▶ [Data provided]:

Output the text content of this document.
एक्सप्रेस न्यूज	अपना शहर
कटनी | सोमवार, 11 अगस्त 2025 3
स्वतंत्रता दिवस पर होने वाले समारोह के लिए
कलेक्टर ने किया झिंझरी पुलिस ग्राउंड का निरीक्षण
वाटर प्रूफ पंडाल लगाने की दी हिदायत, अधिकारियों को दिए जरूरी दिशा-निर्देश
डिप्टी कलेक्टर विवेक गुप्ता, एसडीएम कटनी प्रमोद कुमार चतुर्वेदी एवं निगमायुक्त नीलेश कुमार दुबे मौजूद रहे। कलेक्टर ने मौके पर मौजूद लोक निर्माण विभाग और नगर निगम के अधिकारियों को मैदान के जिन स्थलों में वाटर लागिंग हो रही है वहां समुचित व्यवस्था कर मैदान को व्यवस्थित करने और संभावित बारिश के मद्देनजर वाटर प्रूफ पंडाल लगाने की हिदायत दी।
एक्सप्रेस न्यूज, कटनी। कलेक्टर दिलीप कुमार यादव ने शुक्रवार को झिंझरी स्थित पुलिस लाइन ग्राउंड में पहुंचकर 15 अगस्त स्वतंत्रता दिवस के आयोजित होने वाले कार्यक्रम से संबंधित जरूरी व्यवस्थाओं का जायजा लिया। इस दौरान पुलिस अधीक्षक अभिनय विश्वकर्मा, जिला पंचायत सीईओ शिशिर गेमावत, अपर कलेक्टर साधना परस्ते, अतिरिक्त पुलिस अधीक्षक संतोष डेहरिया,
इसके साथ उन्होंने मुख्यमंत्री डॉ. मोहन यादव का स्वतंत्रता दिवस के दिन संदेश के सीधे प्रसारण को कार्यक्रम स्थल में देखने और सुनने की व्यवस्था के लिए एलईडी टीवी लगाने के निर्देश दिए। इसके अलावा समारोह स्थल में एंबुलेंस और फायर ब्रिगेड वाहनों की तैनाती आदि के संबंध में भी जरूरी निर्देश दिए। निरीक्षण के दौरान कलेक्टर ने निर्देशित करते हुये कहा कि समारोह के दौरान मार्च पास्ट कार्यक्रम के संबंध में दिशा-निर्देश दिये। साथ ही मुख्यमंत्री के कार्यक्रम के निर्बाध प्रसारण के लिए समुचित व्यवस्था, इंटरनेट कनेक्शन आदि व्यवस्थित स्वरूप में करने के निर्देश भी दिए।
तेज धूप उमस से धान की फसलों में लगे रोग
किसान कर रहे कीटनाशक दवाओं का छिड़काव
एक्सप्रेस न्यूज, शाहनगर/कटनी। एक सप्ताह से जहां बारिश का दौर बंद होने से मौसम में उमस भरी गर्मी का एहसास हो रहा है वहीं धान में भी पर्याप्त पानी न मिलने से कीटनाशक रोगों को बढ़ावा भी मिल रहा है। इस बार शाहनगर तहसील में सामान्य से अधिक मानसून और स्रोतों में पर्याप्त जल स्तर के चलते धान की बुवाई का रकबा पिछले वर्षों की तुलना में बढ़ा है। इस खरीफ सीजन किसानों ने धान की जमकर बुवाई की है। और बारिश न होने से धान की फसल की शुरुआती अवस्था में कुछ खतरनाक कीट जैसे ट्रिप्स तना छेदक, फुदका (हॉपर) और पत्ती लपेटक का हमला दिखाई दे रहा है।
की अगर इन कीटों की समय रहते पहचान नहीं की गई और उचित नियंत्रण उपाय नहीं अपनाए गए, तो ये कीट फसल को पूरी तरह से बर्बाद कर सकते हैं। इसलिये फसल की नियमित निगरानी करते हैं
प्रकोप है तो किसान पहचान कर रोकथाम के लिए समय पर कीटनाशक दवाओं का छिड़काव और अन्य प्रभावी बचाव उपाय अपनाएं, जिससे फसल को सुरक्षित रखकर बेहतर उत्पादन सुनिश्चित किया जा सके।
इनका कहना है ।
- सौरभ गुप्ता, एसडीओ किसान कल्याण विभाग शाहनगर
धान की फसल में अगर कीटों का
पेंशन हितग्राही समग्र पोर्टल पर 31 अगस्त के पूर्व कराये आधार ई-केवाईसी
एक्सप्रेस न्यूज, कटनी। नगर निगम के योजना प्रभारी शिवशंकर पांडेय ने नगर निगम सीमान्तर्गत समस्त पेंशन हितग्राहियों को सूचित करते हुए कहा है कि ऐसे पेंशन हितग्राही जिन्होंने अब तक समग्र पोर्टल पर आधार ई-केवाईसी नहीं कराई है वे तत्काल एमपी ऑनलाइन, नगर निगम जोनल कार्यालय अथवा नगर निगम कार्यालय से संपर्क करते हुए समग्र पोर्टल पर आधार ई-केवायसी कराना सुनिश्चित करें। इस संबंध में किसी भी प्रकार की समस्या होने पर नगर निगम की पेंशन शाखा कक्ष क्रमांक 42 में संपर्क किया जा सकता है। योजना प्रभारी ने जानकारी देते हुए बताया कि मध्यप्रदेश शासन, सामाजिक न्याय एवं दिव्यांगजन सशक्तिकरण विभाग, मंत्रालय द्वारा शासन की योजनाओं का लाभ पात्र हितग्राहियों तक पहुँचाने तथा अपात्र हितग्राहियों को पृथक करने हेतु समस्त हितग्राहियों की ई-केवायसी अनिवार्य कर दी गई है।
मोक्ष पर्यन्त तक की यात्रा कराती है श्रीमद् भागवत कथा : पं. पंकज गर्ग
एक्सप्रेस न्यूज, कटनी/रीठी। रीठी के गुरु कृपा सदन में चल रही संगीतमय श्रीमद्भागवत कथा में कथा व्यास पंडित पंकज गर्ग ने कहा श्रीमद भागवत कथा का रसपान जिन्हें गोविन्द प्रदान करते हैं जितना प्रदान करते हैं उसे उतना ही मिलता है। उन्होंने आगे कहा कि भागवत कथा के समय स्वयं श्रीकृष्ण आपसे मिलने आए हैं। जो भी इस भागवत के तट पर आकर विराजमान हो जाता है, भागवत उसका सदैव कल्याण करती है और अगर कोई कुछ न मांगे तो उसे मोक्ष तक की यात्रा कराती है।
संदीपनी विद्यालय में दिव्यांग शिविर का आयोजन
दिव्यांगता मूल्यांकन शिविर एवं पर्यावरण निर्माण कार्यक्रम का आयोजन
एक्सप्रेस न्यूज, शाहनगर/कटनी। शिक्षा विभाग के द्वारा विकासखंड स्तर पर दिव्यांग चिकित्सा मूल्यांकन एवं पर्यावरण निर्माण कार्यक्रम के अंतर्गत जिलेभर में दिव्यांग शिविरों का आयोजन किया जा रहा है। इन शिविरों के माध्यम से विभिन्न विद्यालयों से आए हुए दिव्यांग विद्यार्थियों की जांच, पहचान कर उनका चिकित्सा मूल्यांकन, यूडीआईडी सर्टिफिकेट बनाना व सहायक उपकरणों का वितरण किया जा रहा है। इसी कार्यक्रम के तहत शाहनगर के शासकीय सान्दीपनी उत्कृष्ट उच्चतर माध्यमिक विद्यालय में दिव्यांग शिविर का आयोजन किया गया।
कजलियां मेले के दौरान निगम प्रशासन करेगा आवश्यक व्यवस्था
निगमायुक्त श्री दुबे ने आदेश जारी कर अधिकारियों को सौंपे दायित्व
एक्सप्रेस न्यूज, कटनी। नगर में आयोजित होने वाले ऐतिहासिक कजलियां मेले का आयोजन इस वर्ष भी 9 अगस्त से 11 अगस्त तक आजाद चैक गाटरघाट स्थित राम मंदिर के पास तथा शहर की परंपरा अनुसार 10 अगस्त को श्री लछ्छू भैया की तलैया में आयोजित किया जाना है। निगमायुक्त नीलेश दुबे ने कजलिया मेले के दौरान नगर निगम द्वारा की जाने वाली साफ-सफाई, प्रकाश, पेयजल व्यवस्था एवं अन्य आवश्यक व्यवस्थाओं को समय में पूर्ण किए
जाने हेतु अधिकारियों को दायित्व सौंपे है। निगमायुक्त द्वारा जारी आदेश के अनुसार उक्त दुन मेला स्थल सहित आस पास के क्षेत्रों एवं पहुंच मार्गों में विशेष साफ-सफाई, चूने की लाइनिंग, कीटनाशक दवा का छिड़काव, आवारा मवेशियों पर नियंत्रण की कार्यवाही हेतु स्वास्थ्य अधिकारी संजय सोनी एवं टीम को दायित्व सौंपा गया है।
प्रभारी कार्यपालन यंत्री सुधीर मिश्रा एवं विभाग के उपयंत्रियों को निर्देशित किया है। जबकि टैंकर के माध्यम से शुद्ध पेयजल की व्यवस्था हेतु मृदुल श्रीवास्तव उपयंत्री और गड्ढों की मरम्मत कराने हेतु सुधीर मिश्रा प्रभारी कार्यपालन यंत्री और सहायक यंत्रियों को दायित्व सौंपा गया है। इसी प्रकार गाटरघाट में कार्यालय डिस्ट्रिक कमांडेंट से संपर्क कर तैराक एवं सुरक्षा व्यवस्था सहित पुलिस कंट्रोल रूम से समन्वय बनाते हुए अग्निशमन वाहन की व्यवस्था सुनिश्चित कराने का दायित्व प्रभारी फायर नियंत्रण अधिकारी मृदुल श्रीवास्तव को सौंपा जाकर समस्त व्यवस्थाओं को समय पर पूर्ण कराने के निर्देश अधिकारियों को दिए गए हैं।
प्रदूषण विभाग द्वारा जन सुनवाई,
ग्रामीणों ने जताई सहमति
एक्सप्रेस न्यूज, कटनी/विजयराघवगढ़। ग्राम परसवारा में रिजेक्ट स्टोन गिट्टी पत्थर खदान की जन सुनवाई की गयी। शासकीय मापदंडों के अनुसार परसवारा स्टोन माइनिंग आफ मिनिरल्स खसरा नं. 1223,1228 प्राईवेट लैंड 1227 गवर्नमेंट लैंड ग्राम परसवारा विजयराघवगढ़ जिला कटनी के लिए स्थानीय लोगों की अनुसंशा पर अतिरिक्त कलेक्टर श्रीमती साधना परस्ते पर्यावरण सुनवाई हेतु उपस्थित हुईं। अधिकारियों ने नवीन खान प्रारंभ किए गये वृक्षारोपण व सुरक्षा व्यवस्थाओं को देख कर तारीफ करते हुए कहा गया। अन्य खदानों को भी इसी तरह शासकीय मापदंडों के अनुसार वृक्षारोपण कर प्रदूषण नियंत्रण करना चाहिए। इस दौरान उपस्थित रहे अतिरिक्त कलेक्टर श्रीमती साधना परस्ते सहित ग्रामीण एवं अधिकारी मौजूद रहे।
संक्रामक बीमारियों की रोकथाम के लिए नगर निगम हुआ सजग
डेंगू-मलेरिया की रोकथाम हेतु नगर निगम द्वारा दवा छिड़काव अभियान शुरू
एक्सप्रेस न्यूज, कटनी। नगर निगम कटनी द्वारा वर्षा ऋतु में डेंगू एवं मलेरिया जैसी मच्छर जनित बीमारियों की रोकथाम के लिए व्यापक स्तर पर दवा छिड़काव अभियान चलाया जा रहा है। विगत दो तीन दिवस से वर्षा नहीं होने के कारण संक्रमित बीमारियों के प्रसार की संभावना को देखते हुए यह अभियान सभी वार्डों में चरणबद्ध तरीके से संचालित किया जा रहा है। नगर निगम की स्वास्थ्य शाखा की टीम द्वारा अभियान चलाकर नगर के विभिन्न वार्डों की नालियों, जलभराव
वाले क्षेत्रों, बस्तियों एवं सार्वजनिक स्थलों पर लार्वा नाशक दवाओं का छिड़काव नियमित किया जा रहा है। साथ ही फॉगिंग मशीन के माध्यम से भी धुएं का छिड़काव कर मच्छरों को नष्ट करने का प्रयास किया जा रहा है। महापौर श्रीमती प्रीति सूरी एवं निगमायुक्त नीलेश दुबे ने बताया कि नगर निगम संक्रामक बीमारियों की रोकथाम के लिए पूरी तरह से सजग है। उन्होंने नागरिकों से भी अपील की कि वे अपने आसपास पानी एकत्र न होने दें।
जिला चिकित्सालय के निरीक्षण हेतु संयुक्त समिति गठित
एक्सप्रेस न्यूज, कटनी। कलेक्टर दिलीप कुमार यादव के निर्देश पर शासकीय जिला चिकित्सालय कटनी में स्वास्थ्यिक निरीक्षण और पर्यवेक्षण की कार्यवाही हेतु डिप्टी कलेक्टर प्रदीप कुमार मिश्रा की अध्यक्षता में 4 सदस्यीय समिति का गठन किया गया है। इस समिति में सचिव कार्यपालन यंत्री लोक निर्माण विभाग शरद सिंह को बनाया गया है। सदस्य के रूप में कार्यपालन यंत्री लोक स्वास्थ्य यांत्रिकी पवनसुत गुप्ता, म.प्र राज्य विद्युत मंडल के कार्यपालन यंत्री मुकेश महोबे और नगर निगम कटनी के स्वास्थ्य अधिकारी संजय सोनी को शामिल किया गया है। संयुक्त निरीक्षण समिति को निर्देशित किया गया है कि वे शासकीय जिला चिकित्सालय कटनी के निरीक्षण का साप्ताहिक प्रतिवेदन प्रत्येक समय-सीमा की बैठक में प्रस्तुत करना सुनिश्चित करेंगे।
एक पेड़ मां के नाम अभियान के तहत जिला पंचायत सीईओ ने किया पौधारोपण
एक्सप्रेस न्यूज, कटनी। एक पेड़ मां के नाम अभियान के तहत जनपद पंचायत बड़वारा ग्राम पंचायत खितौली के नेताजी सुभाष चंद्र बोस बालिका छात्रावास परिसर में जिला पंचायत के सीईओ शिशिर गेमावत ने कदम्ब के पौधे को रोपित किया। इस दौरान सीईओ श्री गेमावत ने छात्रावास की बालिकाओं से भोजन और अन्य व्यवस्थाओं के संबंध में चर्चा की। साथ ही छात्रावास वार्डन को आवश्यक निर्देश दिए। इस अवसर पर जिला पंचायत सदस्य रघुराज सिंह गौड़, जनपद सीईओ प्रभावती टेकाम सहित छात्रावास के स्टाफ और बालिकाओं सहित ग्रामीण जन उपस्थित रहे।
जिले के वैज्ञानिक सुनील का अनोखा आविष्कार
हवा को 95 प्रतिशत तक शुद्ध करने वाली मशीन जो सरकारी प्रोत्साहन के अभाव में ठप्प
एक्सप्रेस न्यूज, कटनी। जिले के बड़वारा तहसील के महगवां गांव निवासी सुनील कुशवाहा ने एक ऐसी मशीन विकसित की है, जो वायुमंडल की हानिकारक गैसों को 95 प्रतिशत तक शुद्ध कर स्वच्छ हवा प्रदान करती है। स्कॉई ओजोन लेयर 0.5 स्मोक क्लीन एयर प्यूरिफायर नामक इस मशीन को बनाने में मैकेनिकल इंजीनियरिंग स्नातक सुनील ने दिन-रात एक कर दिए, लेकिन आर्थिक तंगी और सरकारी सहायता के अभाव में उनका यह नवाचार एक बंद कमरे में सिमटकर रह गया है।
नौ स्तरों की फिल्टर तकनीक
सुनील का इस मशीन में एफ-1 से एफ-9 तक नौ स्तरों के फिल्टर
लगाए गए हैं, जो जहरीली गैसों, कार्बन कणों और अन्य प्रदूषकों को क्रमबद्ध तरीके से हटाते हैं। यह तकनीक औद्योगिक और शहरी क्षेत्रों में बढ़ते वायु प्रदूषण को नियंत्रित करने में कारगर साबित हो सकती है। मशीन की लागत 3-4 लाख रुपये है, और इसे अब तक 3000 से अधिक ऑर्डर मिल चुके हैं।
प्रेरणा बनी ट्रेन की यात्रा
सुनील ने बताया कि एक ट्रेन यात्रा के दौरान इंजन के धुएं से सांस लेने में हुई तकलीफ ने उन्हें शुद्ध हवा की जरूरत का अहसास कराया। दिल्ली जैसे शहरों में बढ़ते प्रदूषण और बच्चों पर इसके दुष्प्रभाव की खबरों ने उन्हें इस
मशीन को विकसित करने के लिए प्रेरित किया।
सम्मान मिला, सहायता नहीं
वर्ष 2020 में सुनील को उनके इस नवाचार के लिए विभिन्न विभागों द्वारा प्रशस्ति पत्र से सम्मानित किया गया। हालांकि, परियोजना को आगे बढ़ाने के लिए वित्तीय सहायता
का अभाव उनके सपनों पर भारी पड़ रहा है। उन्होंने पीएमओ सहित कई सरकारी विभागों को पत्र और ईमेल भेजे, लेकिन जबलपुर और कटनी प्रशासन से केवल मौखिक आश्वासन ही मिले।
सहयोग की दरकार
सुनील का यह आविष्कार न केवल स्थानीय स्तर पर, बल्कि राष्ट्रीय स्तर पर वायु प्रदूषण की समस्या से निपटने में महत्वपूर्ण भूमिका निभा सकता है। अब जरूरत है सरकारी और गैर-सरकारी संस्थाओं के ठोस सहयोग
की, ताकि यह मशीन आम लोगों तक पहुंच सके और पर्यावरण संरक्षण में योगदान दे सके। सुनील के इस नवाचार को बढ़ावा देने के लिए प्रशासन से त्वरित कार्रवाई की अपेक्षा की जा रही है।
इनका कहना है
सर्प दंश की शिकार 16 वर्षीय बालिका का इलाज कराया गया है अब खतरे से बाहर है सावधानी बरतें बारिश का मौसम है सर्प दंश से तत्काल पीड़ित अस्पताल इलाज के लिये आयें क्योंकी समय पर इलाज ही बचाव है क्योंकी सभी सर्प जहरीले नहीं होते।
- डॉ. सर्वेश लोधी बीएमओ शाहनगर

▶ [Instructions for the task]: Go through the data above and find the lines with the word "हनगर". Copy each of those lines.

▶ [Task result]:
एक्सप्रेस न्यूज, शाहनगर/कटनी। एक सप्ताह से जहां बारिश का दौर बंद होने से मौसम में उमस भरी गर्मी का एहसास हो रहा है वहीं धान में भी पर्याप्त पानी न मिलने से कीटनाशक रोगों को बढ़ावा भी मिल रहा है। इस बार शाहनगर तहसील में सामान्य से अधिक मानसून और स्रोतों में पर्याप्त जल स्तर के चलते धान की बुवाई का रकबा पिछले वर्षों की तुलना में बढ़ा है। इस खरीफ सीजन किसानों ने धान की जमकर बुवाई की है। और बारिश न होने से धान की फसल की शुरुआती अवस्था में कुछ खतरनाक कीट जैसे ट्रिप्स तना छेदक, फुदका (हॉपर) और पत्ती लपेटक का हमला दिखाई दे रहा है।
- सौरभ गुप्ता, एसडीओ किसान कल्याण विभाग शाहनगर
एक्सप्रेस न्यूज, शाहनगर/कटनी। शिक्षा विभाग के द्वारा विकासखंड स्तर पर दिव्यांग चिकित्सा मूल्यांकन एवं पर्यावरण निर्माण कार्यक्रम के अंतर्गत जिलेभर में दिव्यांग शिविरों का आयोजन किया जा रहा है। इन शिविरों के माध्यम से विभिन्न विद्यालयों से आए हुए दिव्यांग विद्यार्थियों की जांच, पहचान कर उनका चिकित्सा मूल्यांकन, यूडीआईडी सर्टिफिकेट बनाना व सहायक उपकरणों का वितरण किया जा रहा है। इसी कार्यक्रम के तहत शाहनगर के शासकीय सान्दीपनी उत्कृष्ट उच्चतर माध्यमिक विद्यालय में दिव्यांग शिविर का आयोजन किया गया।
- डॉ. सर्वेश लोधी बीएमओ शाहनगर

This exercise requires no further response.